# start of Records supplied
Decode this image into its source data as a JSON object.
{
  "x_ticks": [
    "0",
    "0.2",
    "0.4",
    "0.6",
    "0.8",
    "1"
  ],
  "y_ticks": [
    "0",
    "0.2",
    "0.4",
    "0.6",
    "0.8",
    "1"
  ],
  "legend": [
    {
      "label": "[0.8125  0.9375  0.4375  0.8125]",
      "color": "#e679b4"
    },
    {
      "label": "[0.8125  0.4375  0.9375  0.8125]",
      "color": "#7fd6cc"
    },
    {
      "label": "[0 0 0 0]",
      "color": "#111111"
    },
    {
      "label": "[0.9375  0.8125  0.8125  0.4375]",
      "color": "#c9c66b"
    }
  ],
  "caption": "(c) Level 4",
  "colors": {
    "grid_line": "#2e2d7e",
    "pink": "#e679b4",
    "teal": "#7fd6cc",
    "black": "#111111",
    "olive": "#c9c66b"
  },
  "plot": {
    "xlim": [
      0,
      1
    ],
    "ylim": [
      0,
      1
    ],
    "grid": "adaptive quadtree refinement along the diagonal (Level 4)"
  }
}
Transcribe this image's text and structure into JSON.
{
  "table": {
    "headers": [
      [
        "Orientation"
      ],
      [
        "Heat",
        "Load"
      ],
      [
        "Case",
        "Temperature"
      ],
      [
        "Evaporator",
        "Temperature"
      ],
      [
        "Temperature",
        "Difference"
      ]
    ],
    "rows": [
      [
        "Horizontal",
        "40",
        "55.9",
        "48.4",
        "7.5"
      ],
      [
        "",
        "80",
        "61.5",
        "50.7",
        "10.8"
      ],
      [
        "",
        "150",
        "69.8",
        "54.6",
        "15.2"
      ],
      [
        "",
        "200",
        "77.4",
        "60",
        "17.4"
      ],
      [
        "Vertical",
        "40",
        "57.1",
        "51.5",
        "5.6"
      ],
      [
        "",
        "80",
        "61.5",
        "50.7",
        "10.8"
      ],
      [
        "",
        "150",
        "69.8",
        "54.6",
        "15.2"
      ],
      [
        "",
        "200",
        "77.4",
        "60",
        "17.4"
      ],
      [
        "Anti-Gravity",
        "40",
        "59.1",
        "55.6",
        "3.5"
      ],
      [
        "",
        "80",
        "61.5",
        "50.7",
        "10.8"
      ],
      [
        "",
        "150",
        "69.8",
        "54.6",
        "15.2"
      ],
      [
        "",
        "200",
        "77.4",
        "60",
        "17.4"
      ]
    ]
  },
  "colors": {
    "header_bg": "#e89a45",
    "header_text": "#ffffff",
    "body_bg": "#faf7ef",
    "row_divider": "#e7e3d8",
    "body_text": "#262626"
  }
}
# end of Records supplied
What to produce – Select the lines in this material that hold the word "JSON", leaving none out.

Complete answer –
Decode this image into its source data as a JSON object.
Transcribe this image's text and structure into JSON.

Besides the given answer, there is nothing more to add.